# [The task]
Keep only the lines of the data below that contain "Interval", and copy them.

# [Entries from a visual dataset]
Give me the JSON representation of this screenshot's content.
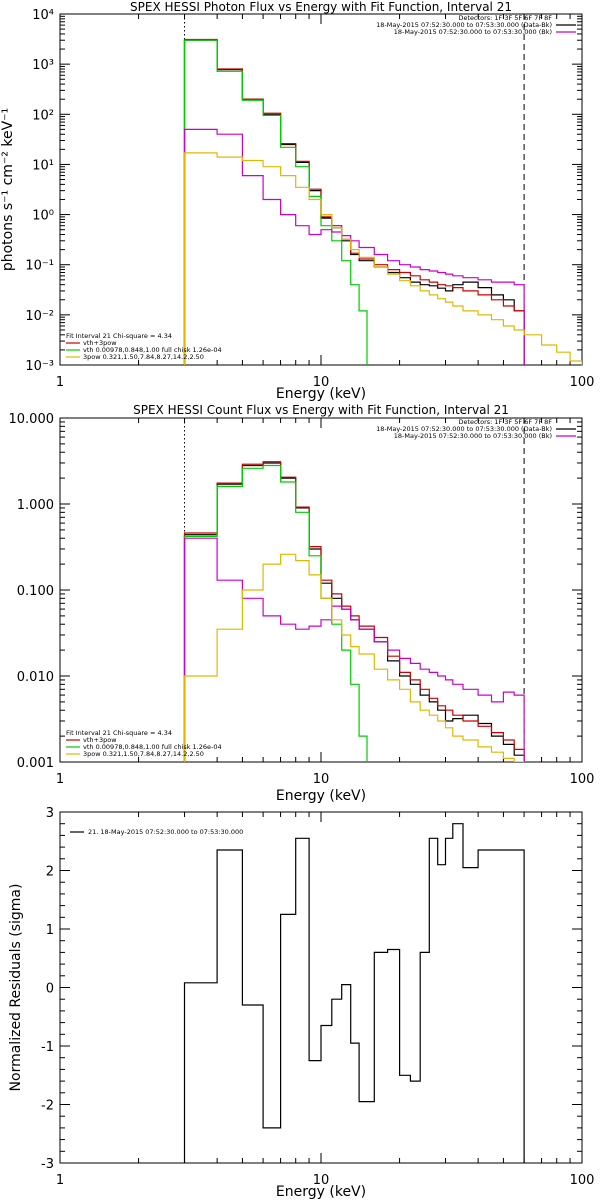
{
  "chart_data": [
    {
      "type": "line",
      "title": "SPEX HESSI Photon Flux vs Energy with Fit Function, Interval 21",
      "xlabel": "Energy (keV)",
      "ylabel": "photons s⁻¹ cm⁻² keV⁻¹",
      "x_scale": "log",
      "y_scale": "log",
      "xlim": [
        1,
        100
      ],
      "ylim": [
        0.001,
        10000
      ],
      "x_ticks": [
        {
          "v": 1,
          "label": "1"
        },
        {
          "v": 10,
          "label": "10"
        },
        {
          "v": 100,
          "label": "100"
        }
      ],
      "y_ticks": [
        {
          "v": 0.001,
          "label": "10⁻³"
        },
        {
          "v": 0.01,
          "label": "10⁻²"
        },
        {
          "v": 0.1,
          "label": "10⁻¹"
        },
        {
          "v": 1,
          "label": "10⁰"
        },
        {
          "v": 10,
          "label": "10¹"
        },
        {
          "v": 100,
          "label": "10²"
        },
        {
          "v": 1000,
          "label": "10³"
        },
        {
          "v": 10000,
          "label": "10⁴"
        }
      ],
      "vlines": [
        {
          "x": 3,
          "style": "dotted"
        },
        {
          "x": 60,
          "style": "dashed"
        }
      ],
      "legend_tr": [
        {
          "text": "Detectors: 1F 3F 5F 6F 7F 8F",
          "color": ""
        },
        {
          "text": "18-May-2015 07:52:30.000 to 07:53:30.000 (Data-Bk)",
          "color": "#000000"
        },
        {
          "text": "18-May-2015 07:52:30.000 to 07:53:30.000 (Bk)",
          "color": "#cc00cc"
        }
      ],
      "legend_bl": [
        {
          "text": "Fit Interval 21    Chi-square = 4.34",
          "color": ""
        },
        {
          "text": "vth+3pow",
          "color": "#cc0000"
        },
        {
          "text": "vth 0.00978,0.848,1.00   full chisk 1.26e-04",
          "color": "#00cc00"
        },
        {
          "text": "3pow 0.321,1.50,7.84,8.27,14.2,2.50",
          "color": "#e0b800"
        }
      ],
      "series": [
        {
          "color": "#000000",
          "edges": [
            3,
            4,
            5,
            6,
            7,
            8,
            9,
            10,
            11,
            12,
            13,
            14,
            16,
            18,
            20,
            22,
            24,
            26,
            28,
            30,
            32,
            35,
            40,
            45,
            50,
            55,
            60
          ],
          "values": [
            3000,
            780,
            200,
            100,
            25,
            11,
            3,
            0.85,
            0.55,
            0.3,
            0.16,
            0.12,
            0.09,
            0.07,
            0.055,
            0.045,
            0.04,
            0.038,
            0.034,
            0.03,
            0.04,
            0.045,
            0.035,
            0.025,
            0.02,
            0.012
          ]
        },
        {
          "color": "#cc0000",
          "edges": [
            3,
            4,
            5,
            6,
            7,
            8,
            9,
            10,
            11,
            12,
            13,
            14,
            16,
            18,
            20,
            22,
            24,
            26,
            28,
            30,
            32,
            35,
            40,
            45,
            50,
            55,
            60
          ],
          "values": [
            3100,
            800,
            200,
            105,
            26,
            11.5,
            3.2,
            0.9,
            0.6,
            0.32,
            0.17,
            0.13,
            0.1,
            0.08,
            0.07,
            0.06,
            0.05,
            0.045,
            0.04,
            0.038,
            0.035,
            0.03,
            0.025,
            0.02,
            0.015,
            0.012
          ]
        },
        {
          "color": "#00cc00",
          "edges": [
            3,
            4,
            5,
            6,
            7,
            8,
            9,
            10,
            11,
            12,
            13,
            14,
            15
          ],
          "values": [
            3000,
            720,
            190,
            95,
            22,
            9,
            2.3,
            0.6,
            0.3,
            0.12,
            0.04,
            0.012
          ]
        },
        {
          "color": "#cc00cc",
          "edges": [
            3,
            4,
            5,
            6,
            7,
            8,
            9,
            10,
            11,
            12,
            13,
            14,
            16,
            18,
            20,
            22,
            24,
            26,
            28,
            30,
            32,
            35,
            40,
            45,
            50,
            55,
            60
          ],
          "values": [
            50,
            40,
            6,
            2,
            1,
            0.6,
            0.4,
            0.5,
            0.45,
            0.38,
            0.3,
            0.22,
            0.16,
            0.12,
            0.1,
            0.09,
            0.08,
            0.075,
            0.07,
            0.065,
            0.06,
            0.055,
            0.05,
            0.045,
            0.045,
            0.04
          ]
        },
        {
          "color": "#e0b800",
          "edges": [
            3,
            4,
            5,
            6,
            7,
            8,
            9,
            10,
            11,
            12,
            13,
            14,
            16,
            18,
            20,
            22,
            24,
            26,
            28,
            30,
            32,
            35,
            40,
            45,
            50,
            55,
            60,
            70,
            80,
            90,
            100
          ],
          "values": [
            17,
            14,
            12,
            9,
            6,
            3.5,
            2,
            1,
            0.55,
            0.32,
            0.2,
            0.14,
            0.09,
            0.065,
            0.048,
            0.038,
            0.03,
            0.025,
            0.021,
            0.018,
            0.015,
            0.012,
            0.01,
            0.008,
            0.006,
            0.005,
            0.004,
            0.0025,
            0.0018,
            0.0012
          ]
        }
      ]
    },
    {
      "type": "line",
      "title": "SPEX HESSI Count Flux vs Energy with Fit Function, Interval 21",
      "xlabel": "Energy (keV)",
      "ylabel": "",
      "x_scale": "log",
      "y_scale": "log",
      "xlim": [
        1,
        100
      ],
      "ylim": [
        0.001,
        10
      ],
      "x_ticks": [
        {
          "v": 1,
          "label": "1"
        },
        {
          "v": 10,
          "label": "10"
        },
        {
          "v": 100,
          "label": "100"
        }
      ],
      "y_ticks": [
        {
          "v": 0.001,
          "label": "0.001"
        },
        {
          "v": 0.01,
          "label": "0.010"
        },
        {
          "v": 0.1,
          "label": "0.100"
        },
        {
          "v": 1,
          "label": "1.000"
        },
        {
          "v": 10,
          "label": "10.000"
        }
      ],
      "vlines": [
        {
          "x": 3,
          "style": "dotted"
        },
        {
          "x": 60,
          "style": "dashed"
        }
      ],
      "legend_tr": [
        {
          "text": "Detectors: 1F 3F 5F 6F 7F 8F",
          "color": ""
        },
        {
          "text": "18-May-2015 07:52:30.000 to 07:53:30.000 (Data-Bk)",
          "color": "#000000"
        },
        {
          "text": "18-May-2015 07:52:30.000 to 07:53:30.000 (Bk)",
          "color": "#cc00cc"
        }
      ],
      "legend_bl": [
        {
          "text": "Fit Interval 21    Chi-square = 4.34",
          "color": ""
        },
        {
          "text": "vth+3pow",
          "color": "#cc0000"
        },
        {
          "text": "vth 0.00978,0.848,1.00   full chisk 1.26e-04",
          "color": "#00cc00"
        },
        {
          "text": "3pow 0.321,1.50,7.84,8.27,14.2,2.50",
          "color": "#e0b800"
        }
      ],
      "series": [
        {
          "color": "#000000",
          "edges": [
            3,
            4,
            5,
            6,
            7,
            8,
            9,
            10,
            11,
            12,
            13,
            14,
            16,
            18,
            20,
            22,
            24,
            26,
            28,
            30,
            32,
            35,
            40,
            45,
            50,
            55,
            60
          ],
          "values": [
            0.44,
            1.7,
            2.8,
            3.0,
            2.0,
            0.9,
            0.3,
            0.12,
            0.08,
            0.06,
            0.045,
            0.035,
            0.025,
            0.015,
            0.01,
            0.008,
            0.006,
            0.005,
            0.004,
            0.003,
            0.0032,
            0.0035,
            0.0028,
            0.002,
            0.0016,
            0.0012
          ]
        },
        {
          "color": "#cc0000",
          "edges": [
            3,
            4,
            5,
            6,
            7,
            8,
            9,
            10,
            11,
            12,
            13,
            14,
            16,
            18,
            20,
            22,
            24,
            26,
            28,
            30,
            32,
            35,
            40,
            45,
            50,
            55,
            60
          ],
          "values": [
            0.46,
            1.75,
            2.9,
            3.1,
            2.05,
            0.92,
            0.32,
            0.13,
            0.09,
            0.065,
            0.05,
            0.038,
            0.028,
            0.017,
            0.011,
            0.009,
            0.007,
            0.0055,
            0.0045,
            0.004,
            0.0035,
            0.003,
            0.0026,
            0.0022,
            0.0018,
            0.0014
          ]
        },
        {
          "color": "#00cc00",
          "edges": [
            3,
            4,
            5,
            6,
            7,
            8,
            9,
            10,
            11,
            12,
            13,
            14,
            15
          ],
          "values": [
            0.42,
            1.6,
            2.6,
            2.8,
            1.8,
            0.8,
            0.25,
            0.08,
            0.04,
            0.02,
            0.008,
            0.002
          ]
        },
        {
          "color": "#cc00cc",
          "edges": [
            3,
            4,
            5,
            6,
            7,
            8,
            9,
            10,
            11,
            12,
            13,
            14,
            16,
            18,
            20,
            22,
            24,
            26,
            28,
            30,
            32,
            35,
            40,
            45,
            50,
            55,
            60
          ],
          "values": [
            0.4,
            0.13,
            0.08,
            0.05,
            0.04,
            0.035,
            0.038,
            0.045,
            0.065,
            0.06,
            0.045,
            0.035,
            0.025,
            0.02,
            0.016,
            0.014,
            0.012,
            0.011,
            0.01,
            0.009,
            0.008,
            0.007,
            0.006,
            0.005,
            0.0065,
            0.006
          ]
        },
        {
          "color": "#e0b800",
          "edges": [
            3,
            4,
            5,
            6,
            7,
            8,
            9,
            10,
            11,
            12,
            13,
            14,
            16,
            18,
            20,
            22,
            24,
            26,
            28,
            30,
            32,
            35,
            40,
            45,
            50,
            55,
            60
          ],
          "values": [
            0.01,
            0.035,
            0.1,
            0.2,
            0.26,
            0.22,
            0.15,
            0.08,
            0.045,
            0.03,
            0.022,
            0.018,
            0.012,
            0.009,
            0.007,
            0.005,
            0.004,
            0.0035,
            0.003,
            0.0025,
            0.002,
            0.0018,
            0.0015,
            0.0013,
            0.0011,
            0.001
          ]
        }
      ]
    },
    {
      "type": "line",
      "title": "",
      "xlabel": "Energy (keV)",
      "ylabel": "Normalized Residuals (sigma)",
      "x_scale": "log",
      "y_scale": "linear",
      "xlim": [
        1,
        100
      ],
      "ylim": [
        -3,
        3
      ],
      "x_ticks": [
        {
          "v": 1,
          "label": "1"
        },
        {
          "v": 10,
          "label": "10"
        },
        {
          "v": 100,
          "label": "100"
        }
      ],
      "y_ticks": [
        {
          "v": -3,
          "label": "-3"
        },
        {
          "v": -2,
          "label": "-2"
        },
        {
          "v": -1,
          "label": "-1"
        },
        {
          "v": 0,
          "label": "0"
        },
        {
          "v": 1,
          "label": "1"
        },
        {
          "v": 2,
          "label": "2"
        },
        {
          "v": 3,
          "label": "3"
        }
      ],
      "vlines": [],
      "legend_tl": [
        {
          "text": "21. 18-May-2015 07:52:30.000 to 07:53:30.000",
          "color": "#000000"
        }
      ],
      "series": [
        {
          "color": "#000000",
          "edges": [
            3,
            4,
            5,
            6,
            7,
            8,
            9,
            10,
            11,
            12,
            13,
            14,
            16,
            18,
            20,
            22,
            24,
            26,
            28,
            30,
            32,
            35,
            40,
            45,
            50,
            55,
            60
          ],
          "values": [
            0.08,
            2.35,
            -0.3,
            -2.4,
            1.25,
            2.55,
            -1.25,
            -0.65,
            -0.2,
            0.05,
            -0.95,
            -1.95,
            0.6,
            0.65,
            -1.5,
            -1.6,
            0.6,
            2.55,
            2.1,
            2.55,
            2.8,
            2.05,
            2.35,
            2.35,
            2.35,
            2.35
          ]
        }
      ]
    }
  ]
}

# [Output of the exercise]
      "title": "SPEX HESSI Photon Flux vs Energy with Fit Function, Interval 21",
          "text": "Fit Interval 21    Chi-square = 4.34",
      "title": "SPEX HESSI Count Flux vs Energy with Fit Function, Interval 21",
          "text": "Fit Interval 21    Chi-square = 4.34",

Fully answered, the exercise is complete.